▸ Brief
Count, in the entries below, the lines in which "Outstanding" occurs. Give the number, nothing more.

(Dataset items)
= = = = = = =

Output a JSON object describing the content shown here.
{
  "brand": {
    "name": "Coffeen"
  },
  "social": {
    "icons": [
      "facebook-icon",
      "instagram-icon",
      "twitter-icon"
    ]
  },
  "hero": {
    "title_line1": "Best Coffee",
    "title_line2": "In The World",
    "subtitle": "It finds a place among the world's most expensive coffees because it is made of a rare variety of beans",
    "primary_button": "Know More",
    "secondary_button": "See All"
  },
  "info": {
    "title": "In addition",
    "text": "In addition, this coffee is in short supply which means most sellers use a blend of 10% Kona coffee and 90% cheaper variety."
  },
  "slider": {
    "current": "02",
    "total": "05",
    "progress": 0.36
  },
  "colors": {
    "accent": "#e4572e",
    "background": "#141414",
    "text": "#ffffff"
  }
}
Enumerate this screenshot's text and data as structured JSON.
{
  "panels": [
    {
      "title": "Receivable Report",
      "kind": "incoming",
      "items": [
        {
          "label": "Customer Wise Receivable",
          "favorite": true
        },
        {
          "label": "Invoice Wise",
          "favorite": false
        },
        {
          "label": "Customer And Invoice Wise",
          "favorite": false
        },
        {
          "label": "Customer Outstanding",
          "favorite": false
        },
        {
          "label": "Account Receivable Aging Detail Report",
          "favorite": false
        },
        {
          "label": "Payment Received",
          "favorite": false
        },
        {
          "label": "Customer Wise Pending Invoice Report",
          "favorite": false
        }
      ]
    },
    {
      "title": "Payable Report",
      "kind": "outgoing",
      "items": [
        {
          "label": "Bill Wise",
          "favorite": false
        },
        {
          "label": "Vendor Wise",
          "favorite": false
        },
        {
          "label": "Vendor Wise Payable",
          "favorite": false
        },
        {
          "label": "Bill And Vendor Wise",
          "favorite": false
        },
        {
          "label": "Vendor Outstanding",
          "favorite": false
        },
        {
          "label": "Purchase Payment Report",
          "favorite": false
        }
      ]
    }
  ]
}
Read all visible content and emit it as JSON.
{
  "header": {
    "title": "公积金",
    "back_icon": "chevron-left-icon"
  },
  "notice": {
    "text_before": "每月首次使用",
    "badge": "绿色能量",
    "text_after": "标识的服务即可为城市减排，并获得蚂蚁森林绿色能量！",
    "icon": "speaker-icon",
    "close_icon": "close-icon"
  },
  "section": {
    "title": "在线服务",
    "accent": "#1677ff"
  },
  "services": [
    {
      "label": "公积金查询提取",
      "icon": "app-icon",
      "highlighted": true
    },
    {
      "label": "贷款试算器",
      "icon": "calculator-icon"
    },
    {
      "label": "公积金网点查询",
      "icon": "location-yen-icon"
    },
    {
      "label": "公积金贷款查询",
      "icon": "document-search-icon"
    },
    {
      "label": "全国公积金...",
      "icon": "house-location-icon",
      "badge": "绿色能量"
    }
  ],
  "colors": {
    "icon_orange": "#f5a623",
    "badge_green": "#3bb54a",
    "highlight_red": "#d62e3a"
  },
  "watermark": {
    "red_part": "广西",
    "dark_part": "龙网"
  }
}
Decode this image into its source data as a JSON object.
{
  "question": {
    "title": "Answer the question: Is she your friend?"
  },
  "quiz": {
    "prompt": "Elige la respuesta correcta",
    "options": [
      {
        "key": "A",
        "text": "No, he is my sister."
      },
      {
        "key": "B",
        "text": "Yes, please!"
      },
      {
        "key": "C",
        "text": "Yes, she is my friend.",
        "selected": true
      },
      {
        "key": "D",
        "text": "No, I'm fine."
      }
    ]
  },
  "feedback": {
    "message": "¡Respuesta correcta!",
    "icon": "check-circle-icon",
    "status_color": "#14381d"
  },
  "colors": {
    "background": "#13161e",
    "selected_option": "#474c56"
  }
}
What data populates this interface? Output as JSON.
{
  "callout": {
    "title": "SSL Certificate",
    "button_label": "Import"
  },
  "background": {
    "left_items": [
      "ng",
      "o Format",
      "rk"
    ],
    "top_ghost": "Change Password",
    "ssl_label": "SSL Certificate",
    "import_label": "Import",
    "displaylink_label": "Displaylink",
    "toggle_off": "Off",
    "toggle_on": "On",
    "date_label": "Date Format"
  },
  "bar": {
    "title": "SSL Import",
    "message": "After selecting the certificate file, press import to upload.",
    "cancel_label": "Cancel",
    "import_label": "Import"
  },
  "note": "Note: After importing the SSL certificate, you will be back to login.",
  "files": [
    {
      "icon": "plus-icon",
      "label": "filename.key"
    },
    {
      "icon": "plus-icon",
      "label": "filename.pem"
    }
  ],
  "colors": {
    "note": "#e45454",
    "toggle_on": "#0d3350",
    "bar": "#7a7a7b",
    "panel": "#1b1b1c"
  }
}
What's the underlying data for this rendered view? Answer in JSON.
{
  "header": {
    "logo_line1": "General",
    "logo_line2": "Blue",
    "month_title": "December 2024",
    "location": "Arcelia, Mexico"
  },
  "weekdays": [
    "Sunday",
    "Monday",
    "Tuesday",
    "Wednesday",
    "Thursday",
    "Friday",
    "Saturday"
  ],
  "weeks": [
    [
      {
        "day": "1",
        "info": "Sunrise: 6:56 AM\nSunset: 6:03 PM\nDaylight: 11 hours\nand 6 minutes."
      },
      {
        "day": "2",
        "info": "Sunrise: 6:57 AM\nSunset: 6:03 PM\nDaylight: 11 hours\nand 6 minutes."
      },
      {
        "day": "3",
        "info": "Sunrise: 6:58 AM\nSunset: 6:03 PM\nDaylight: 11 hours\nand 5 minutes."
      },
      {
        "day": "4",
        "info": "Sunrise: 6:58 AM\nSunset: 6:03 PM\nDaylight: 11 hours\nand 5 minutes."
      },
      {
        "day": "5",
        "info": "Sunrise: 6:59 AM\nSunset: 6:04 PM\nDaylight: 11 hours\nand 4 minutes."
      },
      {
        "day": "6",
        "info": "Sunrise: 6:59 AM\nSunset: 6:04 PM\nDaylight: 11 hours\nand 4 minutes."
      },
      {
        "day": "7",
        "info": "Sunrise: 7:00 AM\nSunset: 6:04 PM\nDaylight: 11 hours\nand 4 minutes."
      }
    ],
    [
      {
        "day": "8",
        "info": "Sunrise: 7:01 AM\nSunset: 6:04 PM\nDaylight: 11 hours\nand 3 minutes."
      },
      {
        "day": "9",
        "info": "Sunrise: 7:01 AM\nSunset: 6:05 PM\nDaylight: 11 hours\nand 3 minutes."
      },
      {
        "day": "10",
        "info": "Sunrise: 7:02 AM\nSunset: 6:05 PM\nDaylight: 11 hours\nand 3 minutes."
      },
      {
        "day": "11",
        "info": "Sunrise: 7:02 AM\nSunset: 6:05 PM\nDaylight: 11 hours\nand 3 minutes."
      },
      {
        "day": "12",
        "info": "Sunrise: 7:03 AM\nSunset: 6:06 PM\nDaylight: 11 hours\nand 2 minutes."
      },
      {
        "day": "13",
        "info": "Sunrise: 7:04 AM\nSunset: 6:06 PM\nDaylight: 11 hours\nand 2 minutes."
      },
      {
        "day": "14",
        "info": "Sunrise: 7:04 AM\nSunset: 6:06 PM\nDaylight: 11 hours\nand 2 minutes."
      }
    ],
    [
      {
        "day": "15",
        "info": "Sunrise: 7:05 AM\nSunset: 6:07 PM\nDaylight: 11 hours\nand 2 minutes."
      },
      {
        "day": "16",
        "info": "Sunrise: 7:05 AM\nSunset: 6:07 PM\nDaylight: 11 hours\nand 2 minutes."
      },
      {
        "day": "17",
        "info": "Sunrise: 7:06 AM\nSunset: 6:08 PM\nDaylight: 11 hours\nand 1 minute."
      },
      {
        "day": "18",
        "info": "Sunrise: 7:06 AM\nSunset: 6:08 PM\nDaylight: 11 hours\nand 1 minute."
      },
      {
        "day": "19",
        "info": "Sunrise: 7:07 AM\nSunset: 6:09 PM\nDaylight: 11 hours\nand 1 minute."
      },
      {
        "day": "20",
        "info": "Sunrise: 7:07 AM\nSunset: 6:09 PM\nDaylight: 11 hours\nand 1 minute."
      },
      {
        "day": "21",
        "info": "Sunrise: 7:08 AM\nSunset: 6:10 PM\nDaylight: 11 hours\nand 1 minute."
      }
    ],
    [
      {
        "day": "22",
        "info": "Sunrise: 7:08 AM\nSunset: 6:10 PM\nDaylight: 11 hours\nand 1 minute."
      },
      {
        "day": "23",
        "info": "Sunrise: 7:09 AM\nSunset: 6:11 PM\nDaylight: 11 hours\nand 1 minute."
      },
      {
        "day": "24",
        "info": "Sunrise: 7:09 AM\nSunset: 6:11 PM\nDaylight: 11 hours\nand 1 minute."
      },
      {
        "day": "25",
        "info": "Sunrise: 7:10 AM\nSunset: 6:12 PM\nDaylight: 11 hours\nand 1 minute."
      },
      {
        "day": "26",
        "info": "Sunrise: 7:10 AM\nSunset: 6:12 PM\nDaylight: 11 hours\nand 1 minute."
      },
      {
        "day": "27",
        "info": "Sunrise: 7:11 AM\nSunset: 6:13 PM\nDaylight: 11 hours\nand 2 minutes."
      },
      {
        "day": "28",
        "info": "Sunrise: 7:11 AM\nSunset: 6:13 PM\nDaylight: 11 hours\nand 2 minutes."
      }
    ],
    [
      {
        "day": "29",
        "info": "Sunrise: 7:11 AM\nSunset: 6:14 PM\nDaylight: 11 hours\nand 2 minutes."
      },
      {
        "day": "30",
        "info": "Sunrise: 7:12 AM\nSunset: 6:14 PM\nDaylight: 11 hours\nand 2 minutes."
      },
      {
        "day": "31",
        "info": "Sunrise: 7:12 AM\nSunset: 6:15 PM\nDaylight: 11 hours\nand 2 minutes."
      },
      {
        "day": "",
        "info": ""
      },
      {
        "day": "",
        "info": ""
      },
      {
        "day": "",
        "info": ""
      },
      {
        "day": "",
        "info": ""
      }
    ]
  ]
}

= = = = = = =

▸ Result for this exercise
2